§ **Exercise description**: Set out the lines from the one containing "p3-blue-move-arrow: [236, 512, 283, 571]" through the one containing "p2-old-point-2: [791, 270, 797, 277]", both included, as a numbered list with blank lines omitted.

.....

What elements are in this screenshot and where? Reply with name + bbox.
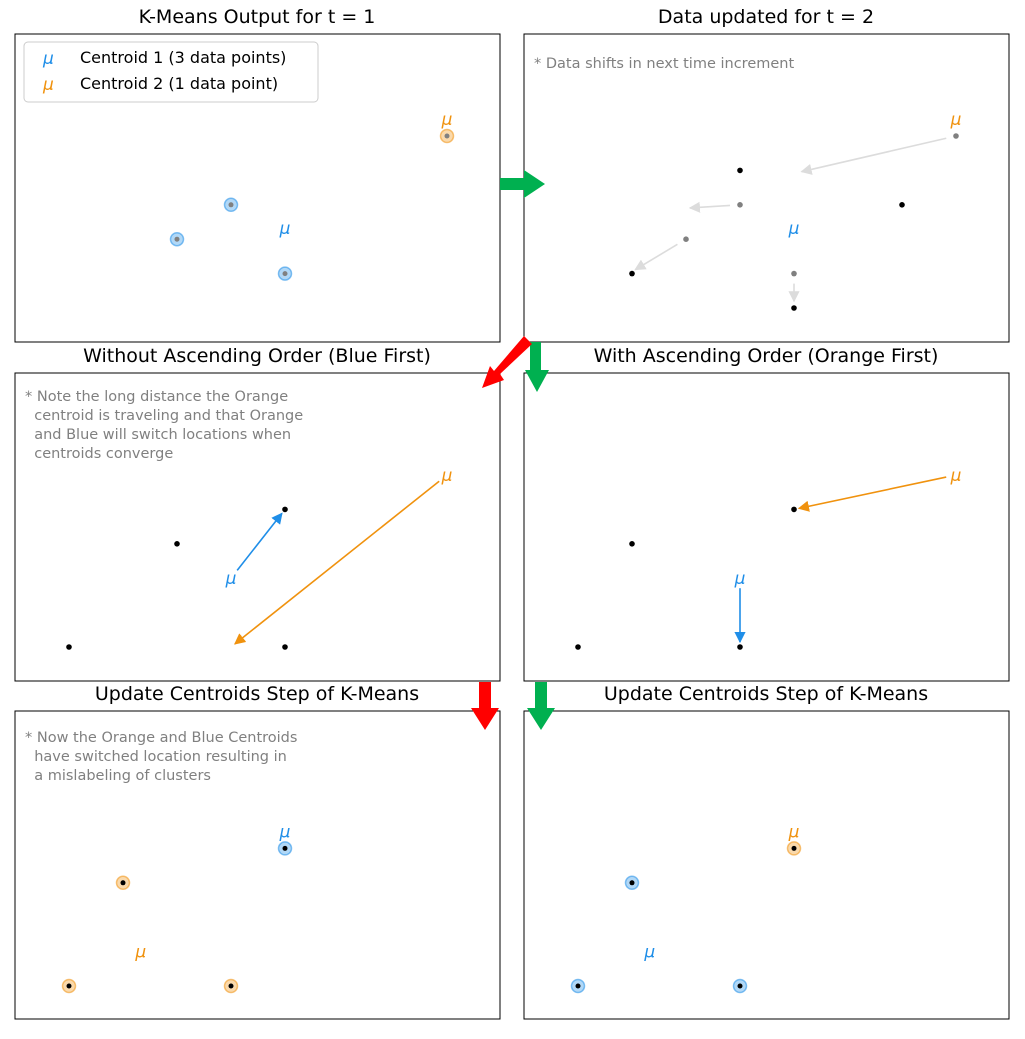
p3-blue-move-arrow: [236, 512, 283, 571]
green-flow-arrow-right: [500, 170, 545, 198]
p6-blue-point-0: [629, 880, 635, 886]
legend-entry-centroid-2: Centroid 2 (1 data point): [80, 74, 278, 93]
p6-centroid-orange-mu: μ: [788, 822, 800, 842]
p5-orange-point-0: [120, 880, 126, 886]
p4-centroid-orange-mu: μ: [950, 466, 962, 486]
p6-centroid-blue-mu: μ: [643, 943, 655, 963]
p4-point-2: [737, 644, 743, 650]
p6-blue-point-2: [737, 983, 743, 989]
flow-arrows: [471, 170, 555, 730]
p1-centroid-blue-mu: μ: [279, 219, 291, 239]
legend-entry-centroid-1: Centroid 1 (3 data points): [80, 48, 286, 67]
legend-mu-orange-icon: μ: [42, 75, 54, 95]
panel-5-frame: [14, 710, 501, 1020]
p1-blue-point-1: [174, 236, 180, 242]
p1-centroid-orange-mu: μ: [441, 110, 453, 130]
panel-3-title: Without Ascending Order (Blue First): [83, 345, 431, 367]
p2-shift-arrow-3: [800, 137, 947, 175]
panel-2-title: Data updated for t = 2: [658, 6, 874, 28]
p2-old-point-0: [737, 202, 743, 208]
legend-mu-blue-icon: μ: [42, 49, 54, 69]
p2-centroid-blue-mu: μ: [788, 219, 800, 239]
green-flow-arrow-down-2: [527, 682, 555, 730]
p3-orange-move-arrow: [234, 480, 440, 645]
red-flow-arrow-diagonal: [482, 336, 532, 388]
p2-old-point-2: [791, 270, 797, 277]
p3-point-0: [174, 541, 180, 547]
p6-orange-point: [791, 845, 797, 851]
note-line: centroid is traveling and that Orange: [25, 408, 303, 424]
p1-blue-point-2: [282, 271, 288, 277]
panel-5-title: Update Centroids Step of K-Means: [95, 683, 419, 705]
p4-centroid-blue-mu: μ: [734, 569, 746, 589]
p2-shift-arrow-0: [688, 201, 731, 213]
panel-4-frame: [523, 372, 1010, 682]
green-flow-arrow-down-1: [525, 342, 549, 392]
p6-blue-point-1: [575, 983, 581, 989]
note-line: * Note the long distance the Orange: [25, 389, 288, 405]
legend-box: [23, 41, 319, 103]
panel-2-note: * Data shifts in next time increment: [534, 56, 794, 72]
panel-5-note: * Now the Orange and Blue Centroids have…: [25, 730, 297, 784]
p4-point-3: [791, 506, 797, 513]
p3-centroid-orange-mu: μ: [441, 466, 453, 486]
p2-shift-arrow-1: [634, 243, 678, 271]
p5-blue-point: [282, 845, 288, 851]
note-line: a mislabeling of clusters: [25, 768, 211, 784]
p3-point-1: [66, 644, 72, 650]
data-marks: μ μ μ μ μ μ μ μ μ μ μ μ: [61, 110, 962, 994]
p2-new-point-3: [737, 167, 743, 174]
panel-3-frame: [14, 372, 501, 682]
red-flow-arrow-down: [471, 682, 499, 730]
p3-point-3: [282, 506, 288, 513]
p5-orange-point-1: [66, 983, 72, 989]
panel-1-title: K-Means Output for t = 1: [139, 6, 376, 28]
note-line: have switched location resulting in: [25, 749, 287, 765]
p2-new-point-1: [629, 270, 635, 277]
panel-2-frame: [523, 33, 1010, 343]
note-line: * Now the Orange and Blue Centroids: [25, 730, 297, 746]
note-line: and Blue will switch locations when: [25, 427, 291, 443]
panel-6-title: Update Centroids Step of K-Means: [604, 683, 928, 705]
p2-new-point-0: [899, 202, 905, 208]
p1-blue-point-0: [228, 202, 234, 208]
panel-6-frame: [523, 710, 1010, 1020]
p2-old-point-3: [953, 133, 959, 139]
p3-centroid-blue-mu: μ: [225, 569, 237, 589]
p2-old-point-1: [683, 236, 689, 242]
note-line: * Data shifts in next time increment: [534, 56, 794, 72]
p4-orange-move-arrow: [797, 476, 947, 512]
p5-centroid-orange-mu: μ: [134, 943, 146, 963]
note-line: centroids converge: [25, 446, 173, 462]
p5-orange-point-2: [228, 983, 234, 989]
p2-centroid-orange-mu: μ: [950, 110, 962, 130]
p4-point-0: [629, 541, 635, 547]
p5-centroid-blue-mu: μ: [279, 822, 291, 842]
p1-orange-point: [444, 133, 450, 139]
p2-new-point-2: [791, 305, 797, 311]
p4-point-1: [575, 644, 581, 650]
panel-1-legend: μ Centroid 1 (3 data points) μ Centroid …: [23, 41, 319, 103]
panel-3-note: * Note the long distance the Orange cent…: [25, 389, 303, 462]
panel-4-title: With Ascending Order (Orange First): [594, 345, 939, 367]
p3-point-2: [282, 644, 288, 650]
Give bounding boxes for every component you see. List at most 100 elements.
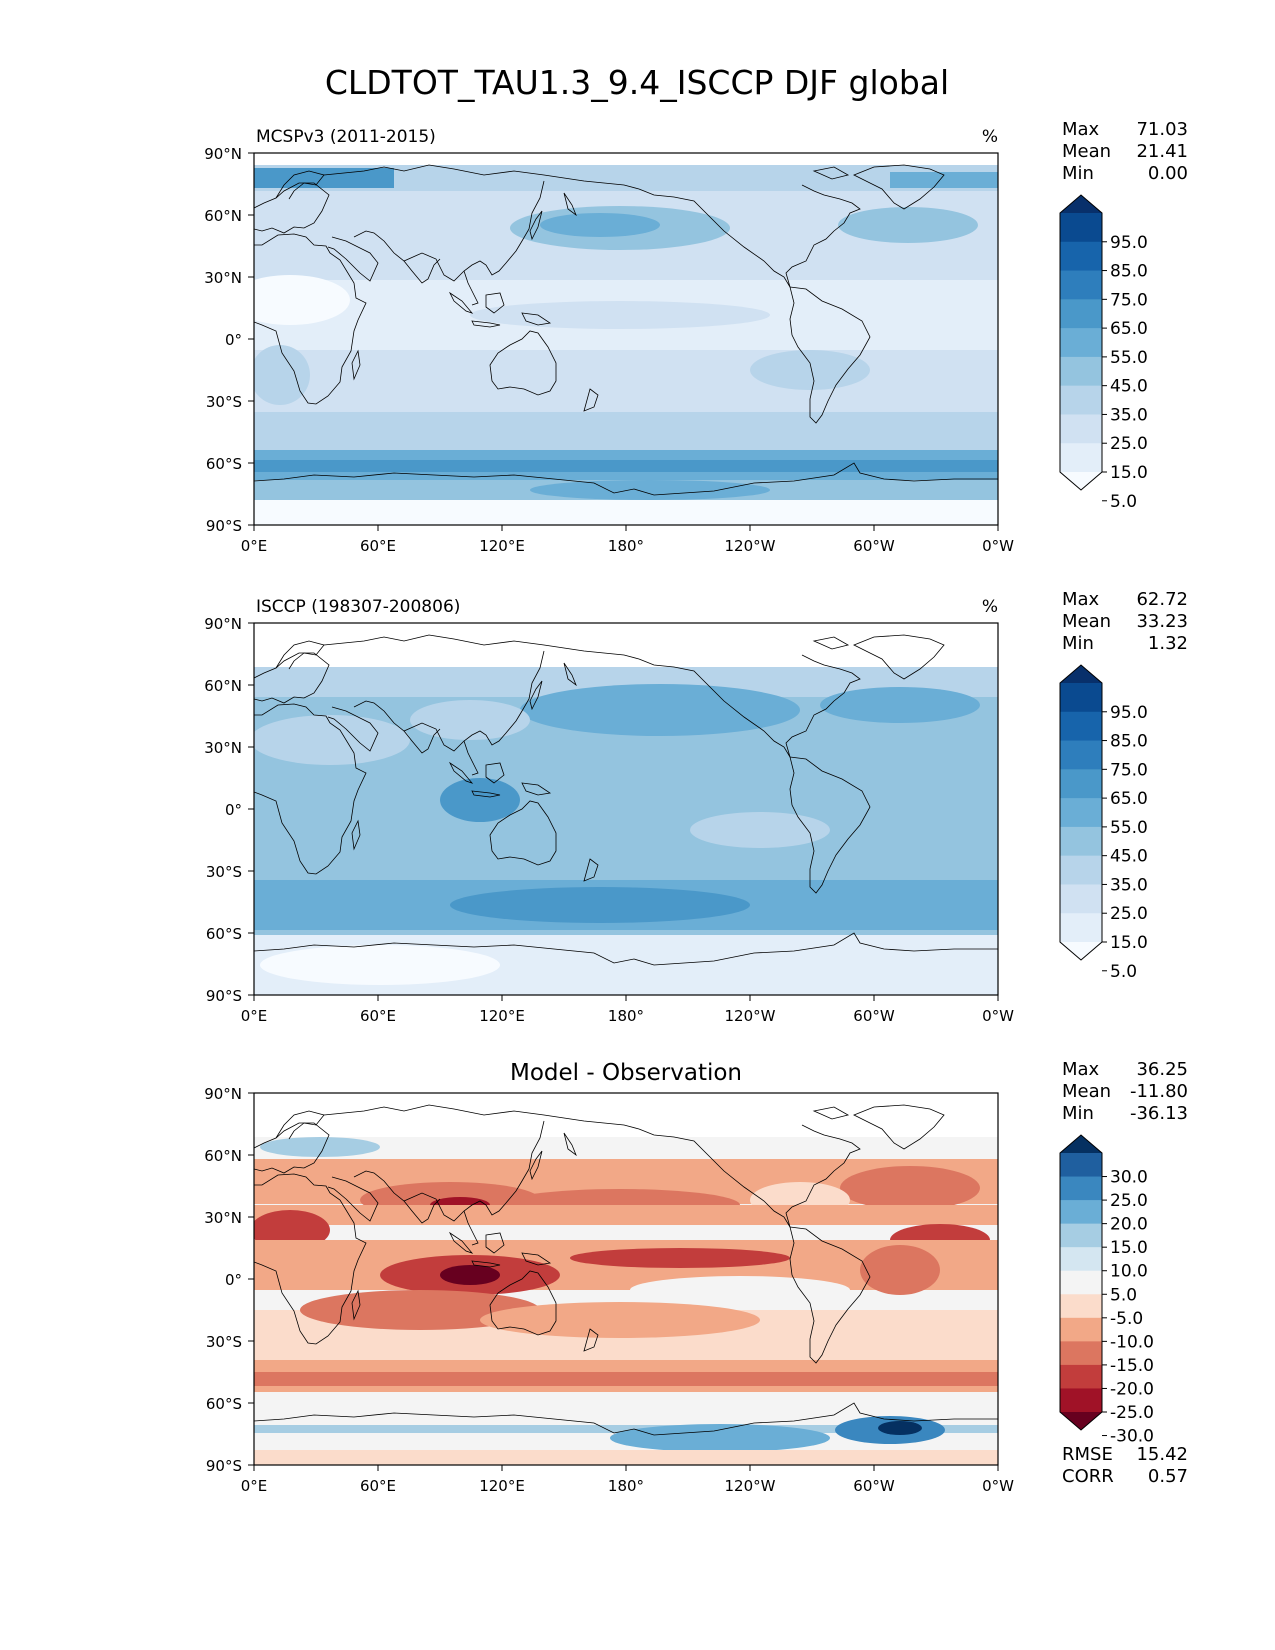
colorbar-swatch	[1060, 1200, 1102, 1225]
colorbar-tick-label: -10.0	[1110, 1332, 1154, 1352]
lat-tick-label: 90°S	[206, 1457, 242, 1475]
lon-tick-label: 0°E	[241, 1007, 268, 1025]
stat-label: Max	[1062, 589, 1100, 610]
stats-block: Max 36.25 Mean -11.80 Min -36.13	[1062, 1059, 1188, 1124]
colorbar-tick-label: 15.0	[1110, 1238, 1148, 1258]
lon-tick-label: 60°E	[360, 537, 396, 555]
stat-label: Max	[1062, 1059, 1100, 1080]
lon-tick-label: 0°E	[241, 537, 268, 555]
lat-axis: 90°N 60°N 30°N 0° 30°S 60°S 90°S	[204, 145, 254, 535]
colorbar-tick-label: 35.0	[1110, 405, 1148, 425]
lat-tick-label: 30°S	[206, 1333, 242, 1351]
lat-axis: 90°N 60°N 30°N 0° 30°S 60°S 90°S	[204, 615, 254, 1005]
lat-tick-label: 90°S	[206, 987, 242, 1005]
colorbar-tick-label: 55.0	[1110, 348, 1148, 368]
panel-left-title: ISCCP (198307-200806)	[256, 597, 460, 617]
stat-value: 36.25	[1136, 1059, 1188, 1080]
stat-value: -36.13	[1130, 1103, 1188, 1124]
colorbar-extension-bottom	[1060, 472, 1102, 490]
colorbar-tick-label: 35.0	[1110, 875, 1148, 895]
colorbar-swatch	[1060, 443, 1102, 473]
lon-axis: 0°E 60°E 120°E 180° 120°W 60°W 0°W	[241, 525, 1014, 555]
colorbar-swatch	[1060, 1388, 1102, 1413]
colorbar-tick-label: 5.0	[1110, 1285, 1137, 1305]
colorbar-extension-bottom	[1060, 1412, 1102, 1430]
lat-tick-label: 60°S	[206, 925, 242, 943]
panel-units: %	[982, 127, 998, 147]
stat-value: 21.41	[1136, 141, 1188, 162]
colorbar-tick-label: 5.0	[1110, 492, 1137, 512]
colorbar-tick-label: 45.0	[1110, 847, 1148, 867]
colorbar-swatch	[1060, 1153, 1102, 1178]
stat-label: Mean	[1062, 1081, 1111, 1102]
stat-label: Min	[1062, 1103, 1094, 1124]
stat-value: 71.03	[1136, 119, 1188, 140]
colorbar-swatch	[1060, 1364, 1102, 1389]
colorbar-tick-label: 15.0	[1110, 933, 1148, 953]
colorbar-tick-label: 85.0	[1110, 732, 1148, 752]
lon-tick-label: 60°E	[360, 1477, 396, 1495]
colorbar: 95.0 85.0 75.0 65.0 55.0 45.0 35.0 25.0 15.0 5.0	[1059, 194, 1148, 512]
colorbar-swatch	[1060, 1341, 1102, 1366]
metric-label: RMSE	[1062, 1444, 1113, 1465]
colorbar-extension-bottom	[1060, 942, 1102, 960]
lat-tick-label: 0°	[225, 1271, 242, 1289]
stat-value: 62.72	[1136, 589, 1188, 610]
stat-value: 1.32	[1148, 633, 1188, 654]
lon-tick-label: 0°W	[982, 1477, 1014, 1495]
stat-value: -11.80	[1130, 1081, 1188, 1102]
map-field	[254, 153, 998, 525]
colorbar-swatch	[1060, 769, 1102, 799]
map-field	[254, 623, 998, 995]
colorbar-tick-label: 5.0	[1110, 962, 1137, 982]
colorbar-swatch	[1060, 1223, 1102, 1248]
stat-label: Mean	[1062, 141, 1111, 162]
colorbar-swatch	[1060, 328, 1102, 358]
lon-axis: 0°E 60°E 120°E 180° 120°W 60°W 0°W	[241, 1465, 1014, 1495]
colorbar-swatch	[1060, 855, 1102, 885]
colorbar-extension-top	[1060, 665, 1102, 683]
panel-left-title: MCSPv3 (2011-2015)	[256, 127, 436, 147]
lon-tick-label: 180°	[608, 537, 644, 555]
colorbar-tick-label: 75.0	[1110, 290, 1148, 310]
lon-tick-label: 180°	[608, 1007, 644, 1025]
lon-tick-label: 120°W	[725, 1477, 776, 1495]
colorbar-extension-top	[1060, 1135, 1102, 1153]
lon-tick-label: 0°W	[982, 1007, 1014, 1025]
stat-label: Min	[1062, 163, 1094, 184]
colorbar-tick-label: -20.0	[1110, 1379, 1154, 1399]
lon-axis: 0°E 60°E 120°E 180° 120°W 60°W 0°W	[241, 995, 1014, 1025]
colorbar-swatch	[1060, 740, 1102, 770]
lat-tick-label: 60°S	[206, 455, 242, 473]
panel-model: MCSPv3 (2011-2015) %	[204, 119, 1188, 555]
colorbar-swatch	[1060, 1247, 1102, 1272]
lat-tick-label: 30°S	[206, 863, 242, 881]
metric-value: 0.57	[1148, 1466, 1188, 1487]
colorbar-swatch	[1060, 356, 1102, 387]
lat-tick-label: 60°N	[204, 207, 242, 225]
lat-tick-label: 30°N	[204, 739, 242, 757]
colorbar-tick-label: -15.0	[1110, 1356, 1154, 1376]
figure-title: CLDTOT_TAU1.3_9.4_ISCCP DJF global	[325, 63, 949, 102]
lon-tick-label: 60°E	[360, 1007, 396, 1025]
panel-center-title: Model - Observation	[510, 1060, 742, 1086]
metrics-block: RMSE 15.42 CORR 0.57	[1062, 1444, 1188, 1487]
metric-value: 15.42	[1136, 1444, 1188, 1465]
colorbar-tick-label: -25.0	[1110, 1403, 1154, 1423]
colorbar-tick-label: 45.0	[1110, 377, 1148, 397]
lon-tick-label: 0°E	[241, 1477, 268, 1495]
stat-label: Min	[1062, 633, 1094, 654]
panel-obs: ISCCP (198307-200806) %	[204, 589, 1188, 1025]
colorbar-tick-label: 95.0	[1110, 233, 1148, 253]
colorbar-swatch	[1060, 241, 1102, 272]
lat-tick-label: 60°N	[204, 1147, 242, 1165]
lat-tick-label: 0°	[225, 331, 242, 349]
colorbar: 95.0 85.0 75.0 65.0 55.0 45.0 35.0 25.0 15.0 5.0	[1059, 664, 1148, 982]
lat-tick-label: 30°N	[204, 1209, 242, 1227]
stat-label: Mean	[1062, 611, 1111, 632]
colorbar-swatch	[1060, 826, 1102, 857]
metric-label: CORR	[1062, 1466, 1114, 1487]
stat-label: Max	[1062, 119, 1100, 140]
lat-tick-label: 90°N	[204, 145, 242, 163]
lon-tick-label: 180°	[608, 1477, 644, 1495]
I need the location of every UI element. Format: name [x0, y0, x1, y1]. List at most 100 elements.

.....

§ **Task result**:
1. p3-blue-move-arrow: [236, 512, 283, 571]
2. green-flow-arrow-right: [500, 170, 545, 198]
3. p6-blue-point-0: [629, 880, 635, 886]
4. legend-entry-centroid-2: Centroid 2 (1 data point): [80, 74, 278, 93]
5. p6-centroid-orange-mu: μ: [788, 822, 800, 842]
6. p5-orange-point-0: [120, 880, 126, 886]
7. p4-centroid-orange-mu: μ: [950, 466, 962, 486]
8. p6-centroid-blue-mu: μ: [643, 943, 655, 963]
9. p4-point-2: [737, 644, 743, 650]
10. p6-blue-point-2: [737, 983, 743, 989]
11. flow-arrows: [471, 170, 555, 730]
12. p1-centroid-blue-mu: μ: [279, 219, 291, 239]
13. legend-entry-centroid-1: Centroid 1 (3 data points): [80, 48, 286, 67]
14. legend-mu-orange-icon: μ: [42, 75, 54, 95]
15. panel-5-frame: [14, 710, 501, 1020]
16. p1-blue-point-1: [174, 236, 180, 242]
17. p1-centroid-orange-mu: μ: [441, 110, 453, 130]
18. panel-3-title: Without Ascending Order (Blue First): [83, 345, 431, 367]
19. p2-shift-arrow-3: [800, 137, 947, 175]
20. panel-2-title: Data updated for t = 2: [658, 6, 874, 28]
21. p2-old-point-0: [737, 202, 743, 208]
22. legend-mu-blue-icon: μ: [42, 49, 54, 69]
23. p2-centroid-blue-mu: μ: [788, 219, 800, 239]
24. green-flow-arrow-down-2: [527, 682, 555, 730]
25. p3-orange-move-arrow: [234, 480, 440, 645]
26. red-flow-arrow-diagonal: [482, 336, 532, 388]
27. p2-old-point-2: [791, 270, 797, 277]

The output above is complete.